### DATASET EXTRACT ###

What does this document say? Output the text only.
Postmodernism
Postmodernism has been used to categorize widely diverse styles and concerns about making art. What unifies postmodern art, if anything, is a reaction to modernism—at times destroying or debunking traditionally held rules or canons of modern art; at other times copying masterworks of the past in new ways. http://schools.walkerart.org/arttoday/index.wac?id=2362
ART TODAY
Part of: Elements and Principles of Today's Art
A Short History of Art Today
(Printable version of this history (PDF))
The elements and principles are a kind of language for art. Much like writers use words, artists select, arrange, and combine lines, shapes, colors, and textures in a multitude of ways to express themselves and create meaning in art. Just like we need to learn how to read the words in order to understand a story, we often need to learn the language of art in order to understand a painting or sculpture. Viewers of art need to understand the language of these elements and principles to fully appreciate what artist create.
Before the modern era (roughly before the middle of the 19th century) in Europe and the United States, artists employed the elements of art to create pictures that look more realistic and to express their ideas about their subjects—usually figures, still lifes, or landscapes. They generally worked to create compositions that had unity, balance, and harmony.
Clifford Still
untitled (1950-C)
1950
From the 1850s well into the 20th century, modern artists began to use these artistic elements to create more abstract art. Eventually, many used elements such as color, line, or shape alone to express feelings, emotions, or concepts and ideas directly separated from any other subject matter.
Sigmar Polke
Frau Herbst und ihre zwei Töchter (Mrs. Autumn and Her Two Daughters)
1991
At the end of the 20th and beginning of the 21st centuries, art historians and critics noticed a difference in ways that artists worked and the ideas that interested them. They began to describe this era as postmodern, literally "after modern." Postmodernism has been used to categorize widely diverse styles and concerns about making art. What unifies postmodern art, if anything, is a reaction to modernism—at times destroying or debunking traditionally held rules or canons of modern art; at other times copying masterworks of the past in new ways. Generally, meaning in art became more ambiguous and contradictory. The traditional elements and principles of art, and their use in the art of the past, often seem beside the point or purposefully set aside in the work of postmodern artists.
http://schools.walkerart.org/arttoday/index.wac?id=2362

###

| PROBLEM DESCRIPTION |
Would you restate each of the entries word for word?

| REPLY |
What does this document say? Output the text only.
Postmodernism
Postmodernism has been used to categorize widely diverse styles and concerns about making art. What unifies postmodern art, if anything, is a reaction to modernism—at times destroying or debunking traditionally held rules or canons of modern art; at other times copying masterworks of the past in new ways. http://schools.walkerart.org/arttoday/index.wac?id=2362
ART TODAY
Part of: Elements and Principles of Today's Art
A Short History of Art Today
(Printable version of this history (PDF))
The elements and principles are a kind of language for art. Much like writers use words, artists select, arrange, and combine lines, shapes, colors, and textures in a multitude of ways to express themselves and create meaning in art. Just like we need to learn how to read the words in order to understand a story, we often need to learn the language of art in order to understand a painting or sculpture. Viewers of art need to understand the language of these elements and principles to fully appreciate what artist create.
Before the modern era (roughly before the middle of the 19th century) in Europe and the United States, artists employed the elements of art to create pictures that look more realistic and to express their ideas about their subjects—usually figures, still lifes, or landscapes. They generally worked to create compositions that had unity, balance, and harmony.
Clifford Still
untitled (1950-C)
1950
From the 1850s well into the 20th century, modern artists began to use these artistic elements to create more abstract art. Eventually, many used elements such as color, line, or shape alone to express feelings, emotions, or concepts and ideas directly separated from any other subject matter.
Sigmar Polke
Frau Herbst und ihre zwei Töchter (Mrs. Autumn and Her Two Daughters)
1991
At the end of the 20th and beginning of the 21st centuries, art historians and critics noticed a difference in ways that artists worked and the ideas that interested them. They began to describe this era as postmodern, literally "after modern." Postmodernism has been used to categorize widely diverse styles and concerns about making art. What unifies postmodern art, if anything, is a reaction to modernism—at times destroying or debunking traditionally held rules or canons of modern art; at other times copying masterworks of the past in new ways. Generally, meaning in art became more ambiguous and contradictory. The traditional elements and principles of art, and their use in the art of the past, often seem beside the point or purposefully set aside in the work of postmodern artists.
http://schools.walkerart.org/arttoday/index.wac?id=2362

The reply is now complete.